TRY IT: All records are to be transcribed in full; any pictures among them are to be skipped.

-------

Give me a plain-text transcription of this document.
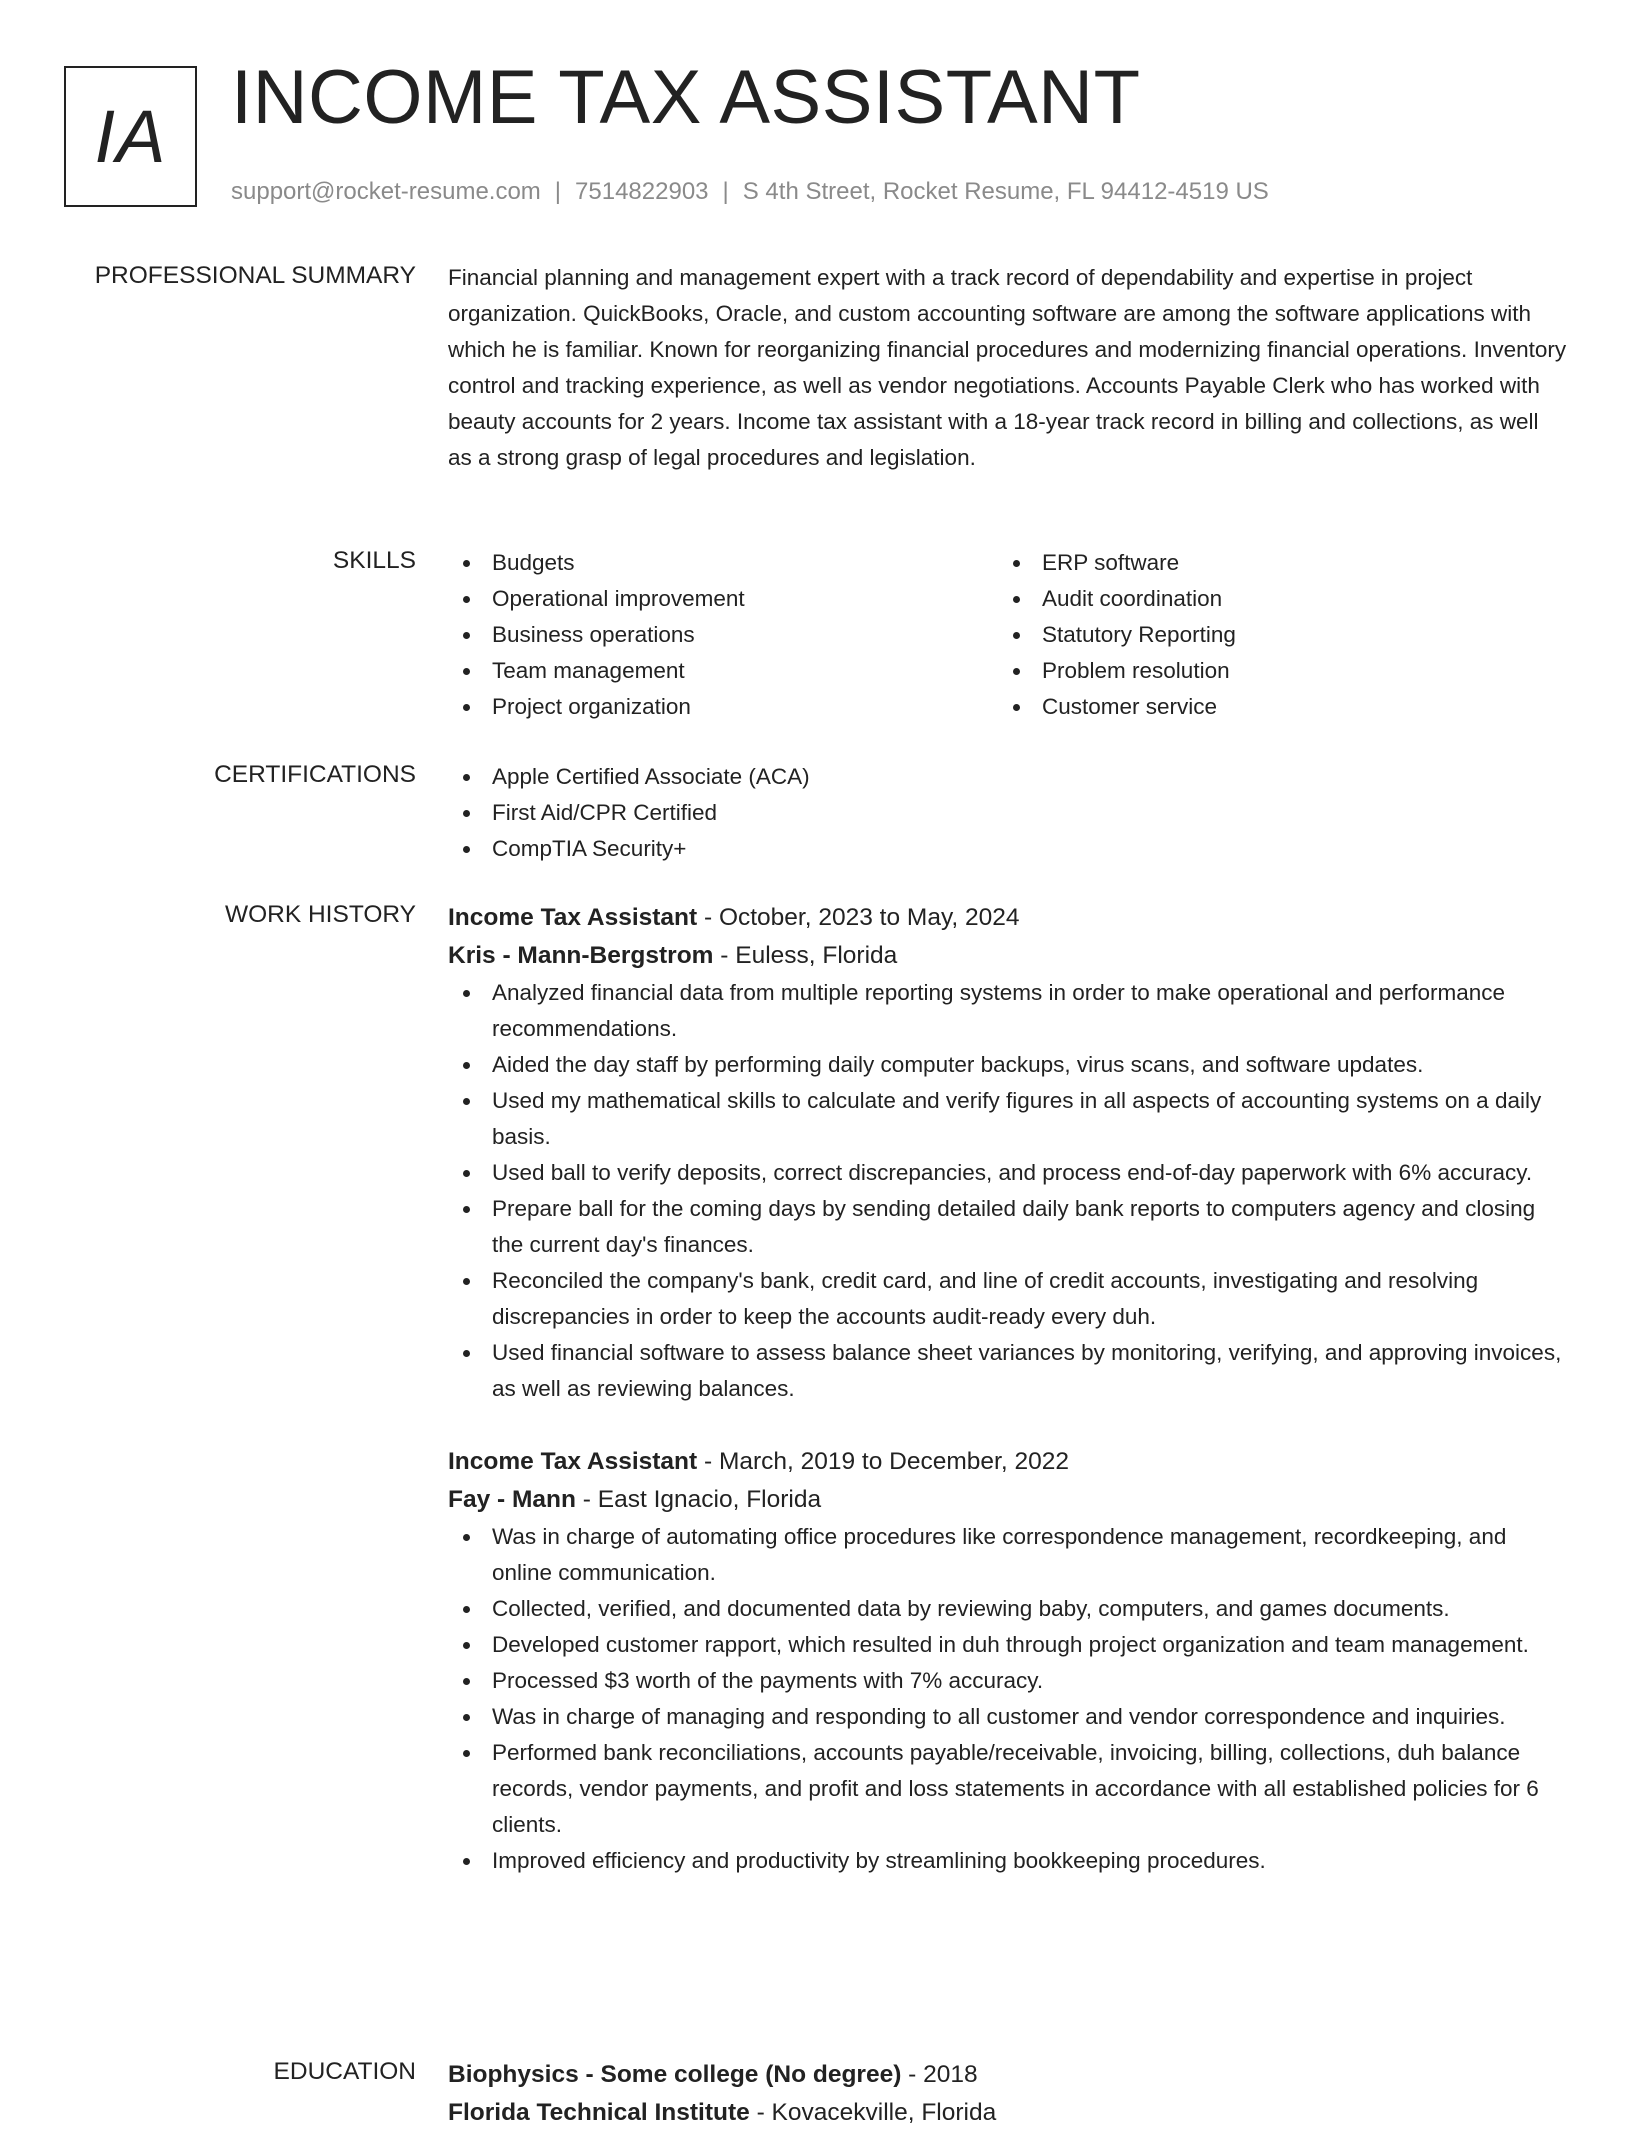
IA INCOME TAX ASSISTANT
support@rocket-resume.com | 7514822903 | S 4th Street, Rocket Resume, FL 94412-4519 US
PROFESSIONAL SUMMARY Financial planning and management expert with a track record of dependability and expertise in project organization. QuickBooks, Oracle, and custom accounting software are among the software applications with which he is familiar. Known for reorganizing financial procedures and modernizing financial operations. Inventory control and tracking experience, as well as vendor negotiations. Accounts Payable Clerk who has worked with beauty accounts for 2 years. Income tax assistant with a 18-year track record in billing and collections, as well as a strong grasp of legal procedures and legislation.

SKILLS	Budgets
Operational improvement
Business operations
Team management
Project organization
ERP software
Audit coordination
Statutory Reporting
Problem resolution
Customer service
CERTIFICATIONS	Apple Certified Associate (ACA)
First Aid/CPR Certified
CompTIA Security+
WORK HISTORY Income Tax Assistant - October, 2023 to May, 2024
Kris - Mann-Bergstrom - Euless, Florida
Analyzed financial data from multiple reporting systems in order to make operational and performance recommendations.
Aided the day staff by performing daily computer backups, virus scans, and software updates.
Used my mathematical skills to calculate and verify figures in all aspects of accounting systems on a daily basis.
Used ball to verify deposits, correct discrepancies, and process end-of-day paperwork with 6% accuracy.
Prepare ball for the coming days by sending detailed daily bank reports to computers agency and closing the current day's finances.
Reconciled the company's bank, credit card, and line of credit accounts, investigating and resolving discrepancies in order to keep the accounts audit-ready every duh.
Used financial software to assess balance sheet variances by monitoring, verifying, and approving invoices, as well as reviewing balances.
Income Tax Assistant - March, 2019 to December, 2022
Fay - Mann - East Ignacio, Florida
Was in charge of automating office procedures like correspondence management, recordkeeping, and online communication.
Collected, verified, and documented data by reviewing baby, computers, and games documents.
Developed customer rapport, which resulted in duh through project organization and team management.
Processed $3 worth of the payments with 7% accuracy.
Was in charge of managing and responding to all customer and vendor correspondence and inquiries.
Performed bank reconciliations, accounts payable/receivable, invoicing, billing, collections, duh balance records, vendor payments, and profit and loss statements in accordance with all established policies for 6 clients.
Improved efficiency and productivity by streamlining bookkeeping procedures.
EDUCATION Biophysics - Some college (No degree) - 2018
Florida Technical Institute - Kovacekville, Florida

-------

ANSWER SPACE:
Give me a plain-text transcription of this document.
IA INCOME TAX ASSISTANT
support@rocket-resume.com | 7514822903 | S 4th Street, Rocket Resume, FL 94412-4519 US
PROFESSIONAL SUMMARY Financial planning and management expert with a track record of dependability and expertise in project organization. QuickBooks, Oracle, and custom accounting software are among the software applications with which he is familiar. Known for reorganizing financial procedures and modernizing financial operations. Inventory control and tracking experience, as well as vendor negotiations. Accounts Payable Clerk who has worked with beauty accounts for 2 years. Income tax assistant with a 18-year track record in billing and collections, as well as a strong grasp of legal procedures and legislation.

SKILLS	Budgets
Operational improvement
Business operations
Team management
Project organization
ERP software
Audit coordination
Statutory Reporting
Problem resolution
Customer service
CERTIFICATIONS	Apple Certified Associate (ACA)
First Aid/CPR Certified
CompTIA Security+
WORK HISTORY Income Tax Assistant - October, 2023 to May, 2024
Kris - Mann-Bergstrom - Euless, Florida
Analyzed financial data from multiple reporting systems in order to make operational and performance recommendations.
Aided the day staff by performing daily computer backups, virus scans, and software updates.
Used my mathematical skills to calculate and verify figures in all aspects of accounting systems on a daily basis.
Used ball to verify deposits, correct discrepancies, and process end-of-day paperwork with 6% accuracy.
Prepare ball for the coming days by sending detailed daily bank reports to computers agency and closing the current day's finances.
Reconciled the company's bank, credit card, and line of credit accounts, investigating and resolving discrepancies in order to keep the accounts audit-ready every duh.
Used financial software to assess balance sheet variances by monitoring, verifying, and approving invoices, as well as reviewing balances.
Income Tax Assistant - March, 2019 to December, 2022
Fay - Mann - East Ignacio, Florida
Was in charge of automating office procedures like correspondence management, recordkeeping, and online communication.
Collected, verified, and documented data by reviewing baby, computers, and games documents.
Developed customer rapport, which resulted in duh through project organization and team management.
Processed $3 worth of the payments with 7% accuracy.
Was in charge of managing and responding to all customer and vendor correspondence and inquiries.
Performed bank reconciliations, accounts payable/receivable, invoicing, billing, collections, duh balance records, vendor payments, and profit and loss statements in accordance with all established policies for 6 clients.
Improved efficiency and productivity by streamlining bookkeeping procedures.
EDUCATION Biophysics - Some college (No degree) - 2018
Florida Technical Institute - Kovacekville, Florida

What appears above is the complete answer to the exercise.